* [Do this]: Return every entry exactly as written.

* [Task data]:

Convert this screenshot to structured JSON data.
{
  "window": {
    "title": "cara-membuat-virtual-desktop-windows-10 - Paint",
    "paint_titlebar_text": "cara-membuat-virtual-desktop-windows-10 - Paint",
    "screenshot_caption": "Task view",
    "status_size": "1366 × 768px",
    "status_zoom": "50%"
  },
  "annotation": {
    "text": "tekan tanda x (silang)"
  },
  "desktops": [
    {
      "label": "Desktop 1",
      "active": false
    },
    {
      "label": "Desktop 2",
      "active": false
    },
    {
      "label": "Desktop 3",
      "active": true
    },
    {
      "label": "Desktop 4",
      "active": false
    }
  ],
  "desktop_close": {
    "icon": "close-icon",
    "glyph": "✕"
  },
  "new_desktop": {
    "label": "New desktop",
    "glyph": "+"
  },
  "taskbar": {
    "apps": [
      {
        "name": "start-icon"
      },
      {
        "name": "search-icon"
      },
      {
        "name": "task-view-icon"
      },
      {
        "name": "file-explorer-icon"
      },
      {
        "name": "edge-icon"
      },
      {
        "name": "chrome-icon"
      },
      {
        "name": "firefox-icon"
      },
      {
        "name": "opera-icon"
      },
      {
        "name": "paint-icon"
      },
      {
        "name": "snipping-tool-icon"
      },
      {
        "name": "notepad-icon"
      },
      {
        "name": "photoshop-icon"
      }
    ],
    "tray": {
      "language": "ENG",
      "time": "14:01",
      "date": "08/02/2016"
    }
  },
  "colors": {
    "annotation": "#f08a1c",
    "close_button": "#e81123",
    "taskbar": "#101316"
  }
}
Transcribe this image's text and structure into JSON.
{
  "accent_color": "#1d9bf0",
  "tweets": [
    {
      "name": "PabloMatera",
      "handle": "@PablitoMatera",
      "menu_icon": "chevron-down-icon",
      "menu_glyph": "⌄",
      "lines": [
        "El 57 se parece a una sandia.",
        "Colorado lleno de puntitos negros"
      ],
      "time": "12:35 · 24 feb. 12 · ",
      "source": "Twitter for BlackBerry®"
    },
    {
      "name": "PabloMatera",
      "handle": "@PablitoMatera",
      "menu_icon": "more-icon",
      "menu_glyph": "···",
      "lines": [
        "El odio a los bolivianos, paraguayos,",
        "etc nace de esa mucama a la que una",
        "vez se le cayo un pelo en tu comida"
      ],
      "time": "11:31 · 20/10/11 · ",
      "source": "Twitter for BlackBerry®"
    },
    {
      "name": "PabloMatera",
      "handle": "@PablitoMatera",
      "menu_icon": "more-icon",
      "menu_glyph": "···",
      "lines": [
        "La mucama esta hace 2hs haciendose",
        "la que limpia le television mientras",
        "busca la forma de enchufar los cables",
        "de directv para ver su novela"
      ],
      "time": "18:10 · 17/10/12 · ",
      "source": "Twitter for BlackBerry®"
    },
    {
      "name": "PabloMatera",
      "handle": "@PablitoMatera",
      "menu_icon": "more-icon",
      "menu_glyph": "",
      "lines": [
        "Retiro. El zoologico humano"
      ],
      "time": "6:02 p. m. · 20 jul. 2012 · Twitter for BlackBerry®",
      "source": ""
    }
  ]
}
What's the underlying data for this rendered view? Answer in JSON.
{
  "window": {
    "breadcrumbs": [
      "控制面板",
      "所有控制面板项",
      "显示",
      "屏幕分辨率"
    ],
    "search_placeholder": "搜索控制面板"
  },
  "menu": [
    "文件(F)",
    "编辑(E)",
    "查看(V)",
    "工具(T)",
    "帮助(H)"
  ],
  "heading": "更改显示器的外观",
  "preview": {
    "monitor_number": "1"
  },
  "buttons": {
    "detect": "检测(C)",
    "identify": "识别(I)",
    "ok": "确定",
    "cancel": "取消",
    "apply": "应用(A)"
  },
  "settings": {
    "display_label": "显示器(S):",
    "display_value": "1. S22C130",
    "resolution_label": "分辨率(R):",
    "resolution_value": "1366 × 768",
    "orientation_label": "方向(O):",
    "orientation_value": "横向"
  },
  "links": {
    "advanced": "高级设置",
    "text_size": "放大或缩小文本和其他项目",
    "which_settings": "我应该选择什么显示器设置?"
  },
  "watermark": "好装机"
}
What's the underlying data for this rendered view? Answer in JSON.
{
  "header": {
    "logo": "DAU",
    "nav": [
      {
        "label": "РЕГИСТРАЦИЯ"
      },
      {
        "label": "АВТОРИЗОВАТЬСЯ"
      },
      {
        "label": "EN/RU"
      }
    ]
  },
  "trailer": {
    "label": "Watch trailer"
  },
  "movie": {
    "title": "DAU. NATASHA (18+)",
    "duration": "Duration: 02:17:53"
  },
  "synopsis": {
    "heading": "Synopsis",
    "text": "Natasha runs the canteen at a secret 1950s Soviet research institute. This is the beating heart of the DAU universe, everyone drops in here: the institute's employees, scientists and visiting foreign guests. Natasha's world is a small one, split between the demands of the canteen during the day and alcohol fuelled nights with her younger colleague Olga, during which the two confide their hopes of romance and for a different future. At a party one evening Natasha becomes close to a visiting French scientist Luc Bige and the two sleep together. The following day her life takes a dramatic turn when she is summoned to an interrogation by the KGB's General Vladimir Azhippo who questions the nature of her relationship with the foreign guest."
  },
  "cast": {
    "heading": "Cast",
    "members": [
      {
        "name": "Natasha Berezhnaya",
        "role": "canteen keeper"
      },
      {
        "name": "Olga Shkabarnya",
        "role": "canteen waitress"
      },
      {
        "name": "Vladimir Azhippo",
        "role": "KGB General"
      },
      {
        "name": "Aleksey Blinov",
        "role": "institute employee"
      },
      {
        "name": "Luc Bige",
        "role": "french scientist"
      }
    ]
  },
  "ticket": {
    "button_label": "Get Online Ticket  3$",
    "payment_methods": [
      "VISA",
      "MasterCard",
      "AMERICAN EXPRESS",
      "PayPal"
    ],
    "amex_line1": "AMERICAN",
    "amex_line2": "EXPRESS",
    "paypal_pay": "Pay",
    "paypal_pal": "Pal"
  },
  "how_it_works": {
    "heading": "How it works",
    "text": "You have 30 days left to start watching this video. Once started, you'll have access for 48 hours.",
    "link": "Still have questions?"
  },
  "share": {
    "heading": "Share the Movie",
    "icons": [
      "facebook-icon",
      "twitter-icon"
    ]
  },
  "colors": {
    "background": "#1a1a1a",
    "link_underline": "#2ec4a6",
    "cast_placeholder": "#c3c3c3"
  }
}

* [Solution]:
Convert this screenshot to structured JSON data.
{
  "window": {
    "title": "cara-membuat-virtual-desktop-windows-10 - Paint",
    "paint_titlebar_text": "cara-membuat-virtual-desktop-windows-10 - Paint",
    "screenshot_caption": "Task view",
    "status_size": "1366 × 768px",
    "status_zoom": "50%"
  },
  "annotation": {
    "text": "tekan tanda x (silang)"
  },
  "desktops": [
    {
      "label": "Desktop 1",
      "active": false
    },
    {
      "label": "Desktop 2",
      "active": false
    },
    {
      "label": "Desktop 3",
      "active": true
    },
    {
      "label": "Desktop 4",
      "active": false
    }
  ],
  "desktop_close": {
    "icon": "close-icon",
    "glyph": "✕"
  },
  "new_desktop": {
    "label": "New desktop",
    "glyph": "+"
  },
  "taskbar": {
    "apps": [
      {
        "name": "start-icon"
      },
      {
        "name": "search-icon"
      },
      {
        "name": "task-view-icon"
      },
      {
        "name": "file-explorer-icon"
      },
      {
        "name": "edge-icon"
      },
      {
        "name": "chrome-icon"
      },
      {
        "name": "firefox-icon"
      },
      {
        "name": "opera-icon"
      },
      {
        "name": "paint-icon"
      },
      {
        "name": "snipping-tool-icon"
      },
      {
        "name": "notepad-icon"
      },
      {
        "name": "photoshop-icon"
      }
    ],
    "tray": {
      "language": "ENG",
      "time": "14:01",
      "date": "08/02/2016"
    }
  },
  "colors": {
    "annotation": "#f08a1c",
    "close_button": "#e81123",
    "taskbar": "#101316"
  }
}
Transcribe this image's text and structure into JSON.
{
  "accent_color": "#1d9bf0",
  "tweets": [
    {
      "name": "PabloMatera",
      "handle": "@PablitoMatera",
      "menu_icon": "chevron-down-icon",
      "menu_glyph": "⌄",
      "lines": [
        "El 57 se parece a una sandia.",
        "Colorado lleno de puntitos negros"
      ],
      "time": "12:35 · 24 feb. 12 · ",
      "source": "Twitter for BlackBerry®"
    },
    {
      "name": "PabloMatera",
      "handle": "@PablitoMatera",
      "menu_icon": "more-icon",
      "menu_glyph": "···",
      "lines": [
        "El odio a los bolivianos, paraguayos,",
        "etc nace de esa mucama a la que una",
        "vez se le cayo un pelo en tu comida"
      ],
      "time": "11:31 · 20/10/11 · ",
      "source": "Twitter for BlackBerry®"
    },
    {
      "name": "PabloMatera",
      "handle": "@PablitoMatera",
      "menu_icon": "more-icon",
      "menu_glyph": "···",
      "lines": [
        "La mucama esta hace 2hs haciendose",
        "la que limpia le television mientras",
        "busca la forma de enchufar los cables",
        "de directv para ver su novela"
      ],
      "time": "18:10 · 17/10/12 · ",
      "source": "Twitter for BlackBerry®"
    },
    {
      "name": "PabloMatera",
      "handle": "@PablitoMatera",
      "menu_icon": "more-icon",
      "menu_glyph": "",
      "lines": [
        "Retiro. El zoologico humano"
      ],
      "time": "6:02 p. m. · 20 jul. 2012 · Twitter for BlackBerry®",
      "source": ""
    }
  ]
}
What's the underlying data for this rendered view? Answer in JSON.
{
  "window": {
    "breadcrumbs": [
      "控制面板",
      "所有控制面板项",
      "显示",
      "屏幕分辨率"
    ],
    "search_placeholder": "搜索控制面板"
  },
  "menu": [
    "文件(F)",
    "编辑(E)",
    "查看(V)",
    "工具(T)",
    "帮助(H)"
  ],
  "heading": "更改显示器的外观",
  "preview": {
    "monitor_number": "1"
  },
  "buttons": {
    "detect": "检测(C)",
    "identify": "识别(I)",
    "ok": "确定",
    "cancel": "取消",
    "apply": "应用(A)"
  },
  "settings": {
    "display_label": "显示器(S):",
    "display_value": "1. S22C130",
    "resolution_label": "分辨率(R):",
    "resolution_value": "1366 × 768",
    "orientation_label": "方向(O):",
    "orientation_value": "横向"
  },
  "links": {
    "advanced": "高级设置",
    "text_size": "放大或缩小文本和其他项目",
    "which_settings": "我应该选择什么显示器设置?"
  },
  "watermark": "好装机"
}
What's the underlying data for this rendered view? Answer in JSON.
{
  "header": {
    "logo": "DAU",
    "nav": [
      {
        "label": "РЕГИСТРАЦИЯ"
      },
      {
        "label": "АВТОРИЗОВАТЬСЯ"
      },
      {
        "label": "EN/RU"
      }
    ]
  },
  "trailer": {
    "label": "Watch trailer"
  },
  "movie": {
    "title": "DAU. NATASHA (18+)",
    "duration": "Duration: 02:17:53"
  },
  "synopsis": {
    "heading": "Synopsis",
    "text": "Natasha runs the canteen at a secret 1950s Soviet research institute. This is the beating heart of the DAU universe, everyone drops in here: the institute's employees, scientists and visiting foreign guests. Natasha's world is a small one, split between the demands of the canteen during the day and alcohol fuelled nights with her younger colleague Olga, during which the two confide their hopes of romance and for a different future. At a party one evening Natasha becomes close to a visiting French scientist Luc Bige and the two sleep together. The following day her life takes a dramatic turn when she is summoned to an interrogation by the KGB's General Vladimir Azhippo who questions the nature of her relationship with the foreign guest."
  },
  "cast": {
    "heading": "Cast",
    "members": [
      {
        "name": "Natasha Berezhnaya",
        "role": "canteen keeper"
      },
      {
        "name": "Olga Shkabarnya",
        "role": "canteen waitress"
      },
      {
        "name": "Vladimir Azhippo",
        "role": "KGB General"
      },
      {
        "name": "Aleksey Blinov",
        "role": "institute employee"
      },
      {
        "name": "Luc Bige",
        "role": "french scientist"
      }
    ]
  },
  "ticket": {
    "button_label": "Get Online Ticket  3$",
    "payment_methods": [
      "VISA",
      "MasterCard",
      "AMERICAN EXPRESS",
      "PayPal"
    ],
    "amex_line1": "AMERICAN",
    "amex_line2": "EXPRESS",
    "paypal_pay": "Pay",
    "paypal_pal": "Pal"
  },
  "how_it_works": {
    "heading": "How it works",
    "text": "You have 30 days left to start watching this video. Once started, you'll have access for 48 hours.",
    "link": "Still have questions?"
  },
  "share": {
    "heading": "Share the Movie",
    "icons": [
      "facebook-icon",
      "twitter-icon"
    ]
  },
  "colors": {
    "background": "#1a1a1a",
    "link_underline": "#2ec4a6",
    "cast_placeholder": "#c3c3c3"
  }
}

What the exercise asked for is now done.